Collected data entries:
==============================
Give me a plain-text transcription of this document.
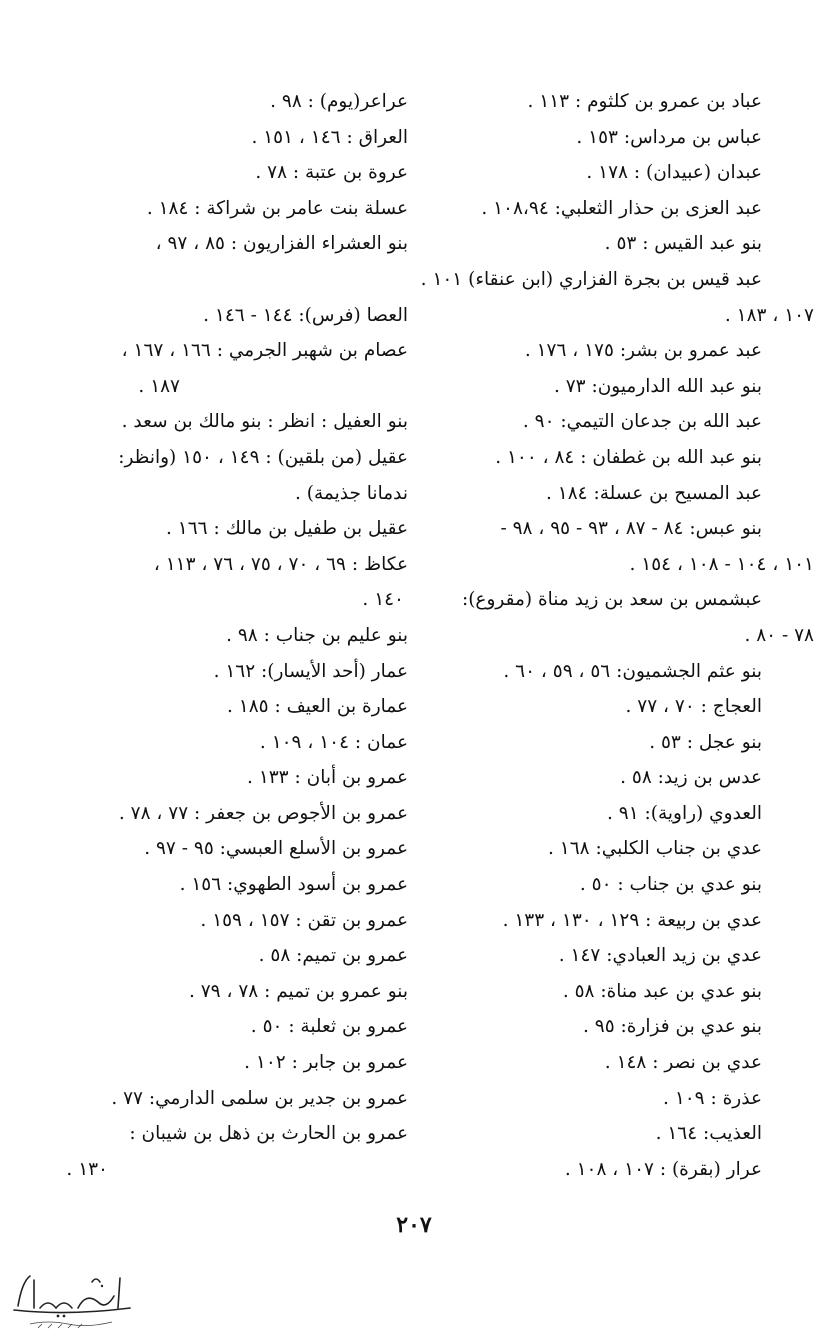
عباد بن عمرو بن كلثوم : ١١٣ .
عباس بن مرداس: ١٥٣ .
عبدان (عبيدان) : ١٧٨ .
عبد العزى بن حذار الثعلبي: ١٠٨،٩٤ .
بنو عبد القيس : ٥٣ .
عبد قيس بن بجرة الفزاري (ابن عنقاء) ١٠١ .
١٠٧ ، ١٨٣ .
عبد عمرو بن بشر: ١٧٥ ، ١٧٦ .
بنو عبد الله الدارميون: ٧٣ .
عبد الله بن جدعان التيمي: ٩٠ .
بنو عبد الله بن غطفان : ٨٤ ، ١٠٠ .
عبد المسيح بن عسلة: ١٨٤ .
بنو عبس: ٨٤ - ٨٧ ، ٩٣ - ٩٥ ، ٩٨ -
١٠١ ، ١٠٤ - ١٠٨ ، ١٥٤ .
عبشمس بن سعد بن زيد مناة (مقروع):
٧٨ - ٨٠ .
بنو عثم الجشميون: ٥٦ ، ٥٩ ، ٦٠ .
العجاج : ٧٠ ، ٧٧ .
بنو عجل : ٥٣ .
عدس بن زيد: ٥٨ .
العدوي (راوية): ٩١ .
عدي بن جناب الكلبي: ١٦٨ .
بنو عدي بن جناب : ٥٠ .
عدي بن ربيعة : ١٢٩ ، ١٣٠ ، ١٣٣ .
عدي بن زيد العبادي: ١٤٧ .
بنو عدي بن عبد مناة: ٥٨ .
بنو عدي بن فزارة: ٩٥ .
عدي بن نصر : ١٤٨ .
عذرة : ١٠٩ .
العذيب: ١٦٤ .
عرار (بقرة) : ١٠٧ ، ١٠٨ .
عراعر(يوم) : ٩٨ .
العراق : ١٤٦ ، ١٥١ .
عروة بن عتبة : ٧٨ .
عسلة بنت عامر بن شراكة : ١٨٤ .
بنو العشراء الفزاريون : ٨٥ ، ٩٧ ،
العصا (فرس): ١٤٤ - ١٤٦ .
عصام بن شهبر الجرمي : ١٦٦ ، ١٦٧ ،
١٨٧ .
بنو العفيل : انظر : بنو مالك بن سعد .
عقيل (من بلقين) : ١٤٩ ، ١٥٠ (وانظر:
ندمانا جذيمة) .
عقيل بن طفيل بن مالك : ١٦٦ .
عكاظ : ٦٩ ، ٧٠ ، ٧٥ ، ٧٦ ، ١١٣ ،
١٤٠ .
بنو عليم بن جناب : ٩٨ .
عمار (أحد الأيسار): ١٦٢ .
عمارة بن العيف : ١٨٥ .
عمان : ١٠٤ ، ١٠٩ .
عمرو بن أبان : ١٣٣ .
عمرو بن الأجوص بن جعفر : ٧٧ ، ٧٨ .
عمرو بن الأسلع العبسي: ٩٥ - ٩٧ .
عمرو بن أسود الطهوي: ١٥٦ .
عمرو بن تقن : ١٥٧ ، ١٥٩ .
عمرو بن تميم: ٥٨ .
بنو عمرو بن تميم : ٧٨ ، ٧٩ .
عمرو بن ثعلبة : ٥٠ .
عمرو بن جابر : ١٠٢ .
عمرو بن جدير بن سلمى الدارمي: ٧٧ .
عمرو بن الحارث بن ذهل بن شيبان :
١٣٠ .
٢٠٧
==============================
What you should do: Locate all lines in the listing above with the word "مالك" and copy them.

Response below:
بنو العفيل : انظر : بنو مالك بن سعد .
عقيل بن طفيل بن مالك : ١٦٦ .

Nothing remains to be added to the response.